= Written exercise =
Return all the entries exactly, keeping pictures out.
## START Exercise inputs
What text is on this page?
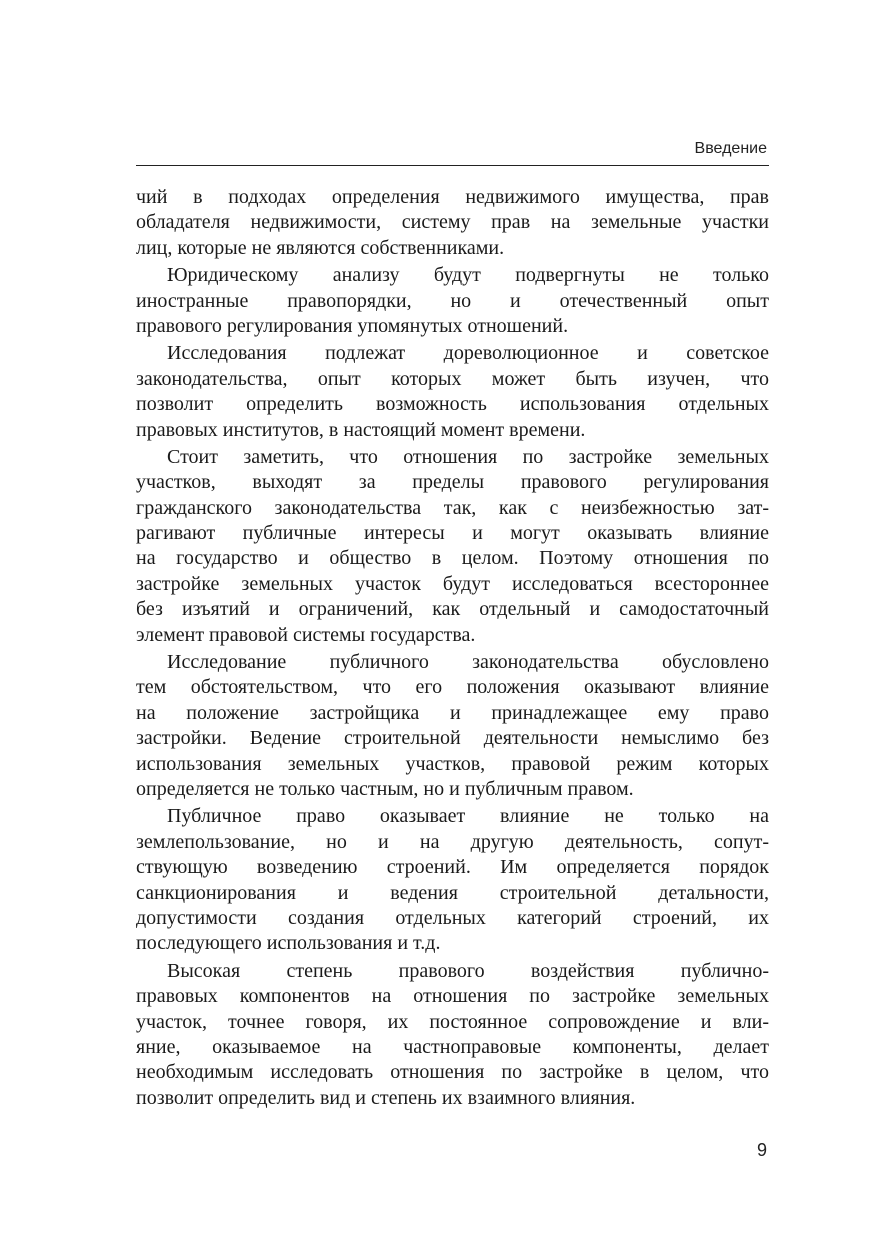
Введение

чий в подходах определения недвижимого имущества, прав
обладателя недвижимости, систему прав на земельные участки
лиц, которые не являются собственниками.

Юридическому анализу будут подвергнуты не только
иностранные правопорядки, но и отечественный опыт
правового регулирования упомянутых отношений.

Исследования подлежат дореволюционное и советское
законодательства, опыт которых может быть изучен, что
позволит определить возможность использования отдельных
правовых институтов, в настоящий момент времени.

Стоит заметить, что отношения по застройке земельных
участков, выходят за пределы правового регулирования
гражданского законодательства так, как с неизбежностью зат-
рагивают публичные интересы и могут оказывать влияние
на государство и общество в целом. Поэтому отношения по
застройке земельных участок будут исследоваться всестороннее
без изъятий и ограничений, как отдельный и самодостаточный
элемент правовой системы государства.

Исследование публичного законодательства обусловлено
тем обстоятельством, что его положения оказывают влияние
на положение застройщика и принадлежащее ему право
застройки. Ведение строительной деятельности немыслимо без
использования земельных участков, правовой режим которых
определяется не только частным, но и публичным правом.

Публичное право оказывает влияние не только на
землепользование, но и на другую деятельность, сопут-
ствующую возведению строений. Им определяется порядок
санкционирования и ведения строительной детальности,
допустимости создания отдельных категорий строений, их
последующего использования и т.д.

Высокая степень правового воздействия публично-
правовых компонентов на отношения по застройке земельных
участок, точнее говоря, их постоянное сопровождение и вли-
яние, оказываемое на частноправовые компоненты, делает
необходимым исследовать отношения по застройке в целом, что
позволит определить вид и степень их взаимного влияния.

9
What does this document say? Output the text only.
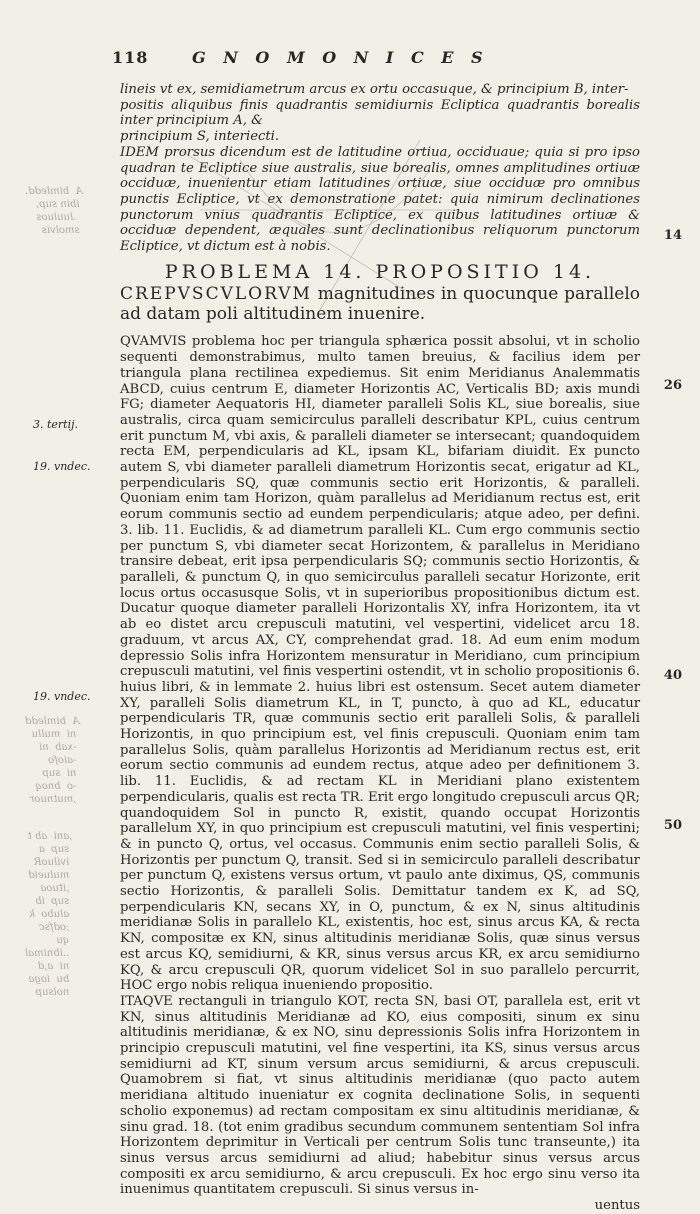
118	G N O M O N I C E S
A  bimledd.
ibin sup,
.luuluos
smolvis
A  bimledd
ni  mullu
-xab  ni
-aiofo
ni  sup
-o  bnoq
,mutnuor
,ani  ab t
sup  a
iviluoR
mulueid
,ituoa
sup  ib
alubo  k
;odfsc
qu
..ibnimal
ni  a,d
bu  ioga
nolsup
3. tertij.
19. vndec.
19. vndec.
14
26
40
50

lineis vt ex, semidiametrum arcus ex ortu occasuque, & principium B, inter-

positis aliquibus finis quadrantis semidiurnis Ecliptica quadrantis borealis inter principium A, &

principium S, interiecti.

IDEM prorsus dicendum est de latitudine ortiua, occiduaue; quia si pro ipso quadran te Ecliptice siue australis, siue borealis, omnes amplitudines ortiuæ occiduæ, inuenientur etiam latitudines ortiuæ, siue occiduæ pro omnibus punctis Ecliptice, vt ex demonstratione patet: quia nimirum declinationes punctorum vnius quadrantis Ecliptice, ex quibus latitudines ortiuæ & occiduæ dependent, æquales sunt declinationibus reliquorum punctorum Ecliptice, vt dictum est à nobis.

PROBLEMA 14. PROPOSITIO 14.

CREPVSCVLORVM magnitudines in quocunque parallelo ad datam poli altitudinem inuenire.

QVAMVIS problema hoc per triangula sphærica possit absolui, vt in scholio sequenti demonstrabimus, multo tamen breuius, & facilius idem per triangula plana rectilinea expediemus. Sit enim Meridianus Analemmatis ABCD, cuius centrum E, diameter Horizontis AC, Verticalis BD; axis mundi FG; diameter Aequatoris HI, diameter paralleli Solis KL, siue borealis, siue australis, circa quam semicirculus paralleli describatur KPL, cuius centrum erit punctum M, vbi axis, & paralleli diameter se intersecant; quandoquidem recta EM, perpendicularis ad KL, ipsam KL, bifariam diuidit. Ex puncto autem S, vbi diameter paralleli diametrum Horizontis secat, erigatur ad KL, perpendicularis SQ, quæ communis sectio erit Horizontis, & paralleli. Quoniam enim tam Horizon, quàm parallelus ad Meridianum rectus est, erit eorum communis sectio ad eundem perpendicularis; atque adeo, per defini. 3. lib. 11. Euclidis, & ad diametrum paralleli KL. Cum ergo communis sectio per punctum S, vbi diameter secat Horizontem, & parallelus in Meridiano transire debeat, erit ipsa perpendicularis SQ; communis sectio Horizontis, & paralleli, & punctum Q, in quo semicirculus paralleli secatur Horizonte, erit locus ortus occasusque Solis, vt in superioribus propositionibus dictum est. Ducatur quoque diameter paralleli Horizontalis XY, infra Horizontem, ita vt ab eo distet arcu crepusculi matutini, vel vespertini, videlicet arcu 18. graduum, vt arcus AX, CY, comprehendat grad. 18. Ad eum enim modum depressio Solis infra Horizontem mensuratur in Meridiano, cum principium crepusculi matutini, vel finis vespertini ostendit, vt in scholio propositionis 6. huius libri, & in lemmate 2. huius libri est ostensum. Secet autem diameter XY, paralleli Solis diametrum KL, in T, puncto, à quo ad KL, educatur perpendicularis TR, quæ communis sectio erit paralleli Solis, & paralleli Horizontis, in quo principium est, vel finis crepusculi. Quoniam enim tam parallelus Solis, quàm parallelus Horizontis ad Meridianum rectus est, erit eorum sectio communis ad eundem rectus, atque adeo per definitionem 3. lib. 11. Euclidis, & ad rectam KL in Meridiani plano existentem perpendicularis, qualis est recta TR. Erit ergo longitudo crepusculi arcus QR; quandoquidem Sol in puncto R, existit, quando occupat Horizontis parallelum XY, in quo principium est crepusculi matutini, vel finis vespertini; & in puncto Q, ortus, vel occasus. Communis enim sectio paralleli Solis, & Horizontis per punctum Q, transit. Sed si in semicirculo paralleli describatur per punctum Q, existens versus ortum, vt paulo ante diximus, QS, communis sectio Horizontis, & paralleli Solis. Demittatur tandem ex K, ad SQ, perpendicularis KN, secans XY, in O, punctum, & ex N, sinus altitudinis meridianæ Solis in parallelo KL, existentis, hoc est, sinus arcus KA, & recta KN, compositæ ex KN, sinus altitudinis meridianæ Solis, quæ sinus versus est arcus KQ, semidiurni, & KR, sinus versus arcus KR, ex arcu semidiurno KQ, & arcu crepusculi QR, quorum videlicet Sol in suo parallelo percurrit, HOC ergo nobis reliqua inueniendo propositio.

ITAQVE rectanguli in triangulo KOT, recta SN, basi OT, parallela est, erit vt KN, sinus altitudinis Meridianæ ad KO, eius compositi, sinum ex sinu altitudinis meridianæ, & ex NO, sinu depressionis Solis infra Horizontem in principio crepusculi matutini, vel fine vespertini, ita KS, sinus versus arcus semidiurni ad KT, sinum versum arcus semidiurni, & arcus crepusculi. Quamobrem si fiat, vt sinus altitudinis meridianæ (quo pacto autem meridiana altitudo inueniatur ex cognita declinatione Solis, in sequenti scholio exponemus) ad rectam compositam ex sinu altitudinis meridianæ, & sinu grad. 18. (tot enim gradibus secundum communem sententiam Sol infra Horizontem deprimitur in Verticali per centrum Solis tunc transeunte,) ita sinus versus arcus semidiurni ad aliud; habebitur sinus versus arcus compositi ex arcu semidiurno, & arcu crepusculi. Ex hoc ergo sinu verso ita inuenimus quantitatem crepusculi. Si sinus versus in-

uentus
## END Exercise inputs
= Complete output =
What text is on this page?
Введение

чий в подходах определения недвижимого имущества, прав
обладателя недвижимости, систему прав на земельные участки
лиц, которые не являются собственниками.

Юридическому анализу будут подвергнуты не только
иностранные правопорядки, но и отечественный опыт
правового регулирования упомянутых отношений.

Исследования подлежат дореволюционное и советское
законодательства, опыт которых может быть изучен, что
позволит определить возможность использования отдельных
правовых институтов, в настоящий момент времени.

Стоит заметить, что отношения по застройке земельных
участков, выходят за пределы правового регулирования
гражданского законодательства так, как с неизбежностью зат-
рагивают публичные интересы и могут оказывать влияние
на государство и общество в целом. Поэтому отношения по
застройке земельных участок будут исследоваться всестороннее
без изъятий и ограничений, как отдельный и самодостаточный
элемент правовой системы государства.

Исследование публичного законодательства обусловлено
тем обстоятельством, что его положения оказывают влияние
на положение застройщика и принадлежащее ему право
застройки. Ведение строительной деятельности немыслимо без
использования земельных участков, правовой режим которых
определяется не только частным, но и публичным правом.

Публичное право оказывает влияние не только на
землепользование, но и на другую деятельность, сопут-
ствующую возведению строений. Им определяется порядок
санкционирования и ведения строительной детальности,
допустимости создания отдельных категорий строений, их
последующего использования и т.д.

Высокая степень правового воздействия публично-
правовых компонентов на отношения по застройке земельных
участок, точнее говоря, их постоянное сопровождение и вли-
яние, оказываемое на частноправовые компоненты, делает
необходимым исследовать отношения по застройке в целом, что
позволит определить вид и степень их взаимного влияния.

9
What does this document say? Output the text only.
118	G N O M O N I C E S
A  bimledd.
ibin sup,
.luuluos
smolvis
A  bimledd
ni  mullu
-xab  ni
-aiofo
ni  sup
-o  bnoq
,mutnuor
,ani  ab t
sup  a
iviluoR
mulueid
,ituoa
sup  ib
alubo  k
;odfsc
qu
..ibnimal
ni  a,d
bu  ioga
nolsup
3. tertij.
19. vndec.
19. vndec.
14
26
40
50

lineis vt ex, semidiametrum arcus ex ortu occasuque, & principium B, inter-

positis aliquibus finis quadrantis semidiurnis Ecliptica quadrantis borealis inter principium A, &

principium S, interiecti.

IDEM prorsus dicendum est de latitudine ortiua, occiduaue; quia si pro ipso quadran te Ecliptice siue australis, siue borealis, omnes amplitudines ortiuæ occiduæ, inuenientur etiam latitudines ortiuæ, siue occiduæ pro omnibus punctis Ecliptice, vt ex demonstratione patet: quia nimirum declinationes punctorum vnius quadrantis Ecliptice, ex quibus latitudines ortiuæ & occiduæ dependent, æquales sunt declinationibus reliquorum punctorum Ecliptice, vt dictum est à nobis.

PROBLEMA 14. PROPOSITIO 14.

CREPVSCVLORVM magnitudines in quocunque parallelo ad datam poli altitudinem inuenire.

QVAMVIS problema hoc per triangula sphærica possit absolui, vt in scholio sequenti demonstrabimus, multo tamen breuius, & facilius idem per triangula plana rectilinea expediemus. Sit enim Meridianus Analemmatis ABCD, cuius centrum E, diameter Horizontis AC, Verticalis BD; axis mundi FG; diameter Aequatoris HI, diameter paralleli Solis KL, siue borealis, siue australis, circa quam semicirculus paralleli describatur KPL, cuius centrum erit punctum M, vbi axis, & paralleli diameter se intersecant; quandoquidem recta EM, perpendicularis ad KL, ipsam KL, bifariam diuidit. Ex puncto autem S, vbi diameter paralleli diametrum Horizontis secat, erigatur ad KL, perpendicularis SQ, quæ communis sectio erit Horizontis, & paralleli. Quoniam enim tam Horizon, quàm parallelus ad Meridianum rectus est, erit eorum communis sectio ad eundem perpendicularis; atque adeo, per defini. 3. lib. 11. Euclidis, & ad diametrum paralleli KL. Cum ergo communis sectio per punctum S, vbi diameter secat Horizontem, & parallelus in Meridiano transire debeat, erit ipsa perpendicularis SQ; communis sectio Horizontis, & paralleli, & punctum Q, in quo semicirculus paralleli secatur Horizonte, erit locus ortus occasusque Solis, vt in superioribus propositionibus dictum est. Ducatur quoque diameter paralleli Horizontalis XY, infra Horizontem, ita vt ab eo distet arcu crepusculi matutini, vel vespertini, videlicet arcu 18. graduum, vt arcus AX, CY, comprehendat grad. 18. Ad eum enim modum depressio Solis infra Horizontem mensuratur in Meridiano, cum principium crepusculi matutini, vel finis vespertini ostendit, vt in scholio propositionis 6. huius libri, & in lemmate 2. huius libri est ostensum. Secet autem diameter XY, paralleli Solis diametrum KL, in T, puncto, à quo ad KL, educatur perpendicularis TR, quæ communis sectio erit paralleli Solis, & paralleli Horizontis, in quo principium est, vel finis crepusculi. Quoniam enim tam parallelus Solis, quàm parallelus Horizontis ad Meridianum rectus est, erit eorum sectio communis ad eundem rectus, atque adeo per definitionem 3. lib. 11. Euclidis, & ad rectam KL in Meridiani plano existentem perpendicularis, qualis est recta TR. Erit ergo longitudo crepusculi arcus QR; quandoquidem Sol in puncto R, existit, quando occupat Horizontis parallelum XY, in quo principium est crepusculi matutini, vel finis vespertini; & in puncto Q, ortus, vel occasus. Communis enim sectio paralleli Solis, & Horizontis per punctum Q, transit. Sed si in semicirculo paralleli describatur per punctum Q, existens versus ortum, vt paulo ante diximus, QS, communis sectio Horizontis, & paralleli Solis. Demittatur tandem ex K, ad SQ, perpendicularis KN, secans XY, in O, punctum, & ex N, sinus altitudinis meridianæ Solis in parallelo KL, existentis, hoc est, sinus arcus KA, & recta KN, compositæ ex KN, sinus altitudinis meridianæ Solis, quæ sinus versus est arcus KQ, semidiurni, & KR, sinus versus arcus KR, ex arcu semidiurno KQ, & arcu crepusculi QR, quorum videlicet Sol in suo parallelo percurrit, HOC ergo nobis reliqua inueniendo propositio.

ITAQVE rectanguli in triangulo KOT, recta SN, basi OT, parallela est, erit vt KN, sinus altitudinis Meridianæ ad KO, eius compositi, sinum ex sinu altitudinis meridianæ, & ex NO, sinu depressionis Solis infra Horizontem in principio crepusculi matutini, vel fine vespertini, ita KS, sinus versus arcus semidiurni ad KT, sinum versum arcus semidiurni, & arcus crepusculi. Quamobrem si fiat, vt sinus altitudinis meridianæ (quo pacto autem meridiana altitudo inueniatur ex cognita declinatione Solis, in sequenti scholio exponemus) ad rectam compositam ex sinu altitudinis meridianæ, & sinu grad. 18. (tot enim gradibus secundum communem sententiam Sol infra Horizontem deprimitur in Verticali per centrum Solis tunc transeunte,) ita sinus versus arcus semidiurni ad aliud; habebitur sinus versus arcus compositi ex arcu semidiurno, & arcu crepusculi. Ex hoc ergo sinu verso ita inuenimus quantitatem crepusculi. Si sinus versus in-

uentus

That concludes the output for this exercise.